§ **Exercise objective**
Look through the lines below, find those with the word "apply", and copy them.

§ **Dataset excerpts**
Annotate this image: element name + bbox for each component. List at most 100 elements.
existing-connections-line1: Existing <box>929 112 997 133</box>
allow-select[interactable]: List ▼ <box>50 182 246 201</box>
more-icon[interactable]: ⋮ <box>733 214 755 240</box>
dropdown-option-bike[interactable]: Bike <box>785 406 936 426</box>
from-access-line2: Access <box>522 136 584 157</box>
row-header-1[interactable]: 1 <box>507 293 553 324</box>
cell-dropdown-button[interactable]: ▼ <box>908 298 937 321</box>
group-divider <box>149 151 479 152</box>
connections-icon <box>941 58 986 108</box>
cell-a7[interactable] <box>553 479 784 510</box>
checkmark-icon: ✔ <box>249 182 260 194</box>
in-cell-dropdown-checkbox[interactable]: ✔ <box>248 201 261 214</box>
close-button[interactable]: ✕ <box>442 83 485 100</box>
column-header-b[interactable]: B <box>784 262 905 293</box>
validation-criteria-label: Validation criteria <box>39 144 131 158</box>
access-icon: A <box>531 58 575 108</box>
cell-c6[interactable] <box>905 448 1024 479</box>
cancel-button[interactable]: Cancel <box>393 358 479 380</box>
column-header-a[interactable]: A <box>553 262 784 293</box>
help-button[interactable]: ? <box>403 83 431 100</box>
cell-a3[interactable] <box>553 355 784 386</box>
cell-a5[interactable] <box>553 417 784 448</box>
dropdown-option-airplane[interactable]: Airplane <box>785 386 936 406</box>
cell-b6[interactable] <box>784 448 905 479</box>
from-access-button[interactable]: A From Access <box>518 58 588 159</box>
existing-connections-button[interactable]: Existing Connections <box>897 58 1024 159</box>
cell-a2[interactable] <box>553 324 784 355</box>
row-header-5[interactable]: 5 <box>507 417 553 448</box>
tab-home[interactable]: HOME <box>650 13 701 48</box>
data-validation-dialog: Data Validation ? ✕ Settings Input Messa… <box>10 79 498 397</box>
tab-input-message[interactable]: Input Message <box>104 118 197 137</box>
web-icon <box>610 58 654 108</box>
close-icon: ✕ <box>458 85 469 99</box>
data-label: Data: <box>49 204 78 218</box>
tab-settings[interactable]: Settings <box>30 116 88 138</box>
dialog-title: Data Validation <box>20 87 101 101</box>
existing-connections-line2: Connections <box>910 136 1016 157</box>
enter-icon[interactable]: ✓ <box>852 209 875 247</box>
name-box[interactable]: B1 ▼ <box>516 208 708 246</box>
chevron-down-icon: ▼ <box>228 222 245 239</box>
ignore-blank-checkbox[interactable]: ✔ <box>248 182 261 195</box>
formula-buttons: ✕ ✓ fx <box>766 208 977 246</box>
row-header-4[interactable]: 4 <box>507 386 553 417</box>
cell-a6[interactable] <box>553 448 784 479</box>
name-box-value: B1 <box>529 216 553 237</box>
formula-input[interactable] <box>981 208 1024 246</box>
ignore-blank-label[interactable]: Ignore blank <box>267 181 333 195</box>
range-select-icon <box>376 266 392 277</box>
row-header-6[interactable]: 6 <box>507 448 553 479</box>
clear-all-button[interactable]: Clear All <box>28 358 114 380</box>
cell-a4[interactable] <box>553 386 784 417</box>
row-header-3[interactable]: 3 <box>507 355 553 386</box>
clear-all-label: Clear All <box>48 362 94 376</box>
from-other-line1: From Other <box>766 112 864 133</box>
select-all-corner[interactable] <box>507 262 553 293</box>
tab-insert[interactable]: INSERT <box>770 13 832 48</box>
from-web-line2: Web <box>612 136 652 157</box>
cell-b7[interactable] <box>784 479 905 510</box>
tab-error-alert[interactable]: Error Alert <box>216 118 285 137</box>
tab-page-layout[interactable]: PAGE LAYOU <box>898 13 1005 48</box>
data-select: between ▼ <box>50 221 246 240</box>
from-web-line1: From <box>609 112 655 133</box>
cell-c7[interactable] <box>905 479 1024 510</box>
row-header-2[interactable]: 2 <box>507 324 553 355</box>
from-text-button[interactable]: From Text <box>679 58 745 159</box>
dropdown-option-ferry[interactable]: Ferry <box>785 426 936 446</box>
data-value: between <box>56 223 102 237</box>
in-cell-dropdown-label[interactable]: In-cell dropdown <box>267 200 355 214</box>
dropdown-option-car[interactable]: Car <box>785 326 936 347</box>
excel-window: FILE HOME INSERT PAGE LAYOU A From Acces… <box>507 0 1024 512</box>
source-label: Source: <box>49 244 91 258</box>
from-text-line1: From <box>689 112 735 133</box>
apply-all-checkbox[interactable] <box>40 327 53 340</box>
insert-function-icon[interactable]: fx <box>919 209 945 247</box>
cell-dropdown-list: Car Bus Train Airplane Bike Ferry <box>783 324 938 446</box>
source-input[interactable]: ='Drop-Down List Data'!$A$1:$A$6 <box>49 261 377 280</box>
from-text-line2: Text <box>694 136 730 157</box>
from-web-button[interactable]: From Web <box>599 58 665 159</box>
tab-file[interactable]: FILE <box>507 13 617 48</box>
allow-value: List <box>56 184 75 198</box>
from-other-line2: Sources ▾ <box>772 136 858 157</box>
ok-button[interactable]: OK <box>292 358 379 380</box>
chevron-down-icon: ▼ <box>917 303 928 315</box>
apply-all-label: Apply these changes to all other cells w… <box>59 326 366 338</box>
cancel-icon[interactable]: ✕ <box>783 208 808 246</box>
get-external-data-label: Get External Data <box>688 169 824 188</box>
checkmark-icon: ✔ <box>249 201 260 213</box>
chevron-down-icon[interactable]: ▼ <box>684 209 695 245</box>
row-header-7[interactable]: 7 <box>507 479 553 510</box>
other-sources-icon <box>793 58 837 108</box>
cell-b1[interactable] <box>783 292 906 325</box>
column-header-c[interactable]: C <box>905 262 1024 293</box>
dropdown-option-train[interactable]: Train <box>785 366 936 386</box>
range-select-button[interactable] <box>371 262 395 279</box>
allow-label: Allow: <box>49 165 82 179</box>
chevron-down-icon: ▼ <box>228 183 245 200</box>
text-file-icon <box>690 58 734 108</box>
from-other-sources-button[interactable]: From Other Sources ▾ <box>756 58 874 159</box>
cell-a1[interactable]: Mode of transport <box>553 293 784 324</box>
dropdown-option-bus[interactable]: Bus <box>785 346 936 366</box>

§ **Exercise answer**
apply-all-checkbox[interactable] <box>40 327 53 340</box>
apply-all-label: Apply these changes to all other cells w… <box>59 326 366 338</box>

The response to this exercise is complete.